Extracted records
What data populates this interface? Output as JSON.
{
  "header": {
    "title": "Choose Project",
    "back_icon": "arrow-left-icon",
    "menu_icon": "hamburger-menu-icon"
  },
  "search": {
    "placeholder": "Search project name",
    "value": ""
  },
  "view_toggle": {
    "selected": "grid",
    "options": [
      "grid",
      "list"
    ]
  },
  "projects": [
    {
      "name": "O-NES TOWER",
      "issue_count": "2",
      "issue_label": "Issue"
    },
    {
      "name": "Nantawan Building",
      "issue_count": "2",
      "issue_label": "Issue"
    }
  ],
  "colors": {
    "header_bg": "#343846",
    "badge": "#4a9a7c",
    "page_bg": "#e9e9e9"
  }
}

Task requirements:
Pick out the lines containing the string "name".

Expected output:
    "placeholder": "Search project name",
      "name": "O-NES TOWER",
      "name": "Nantawan Building",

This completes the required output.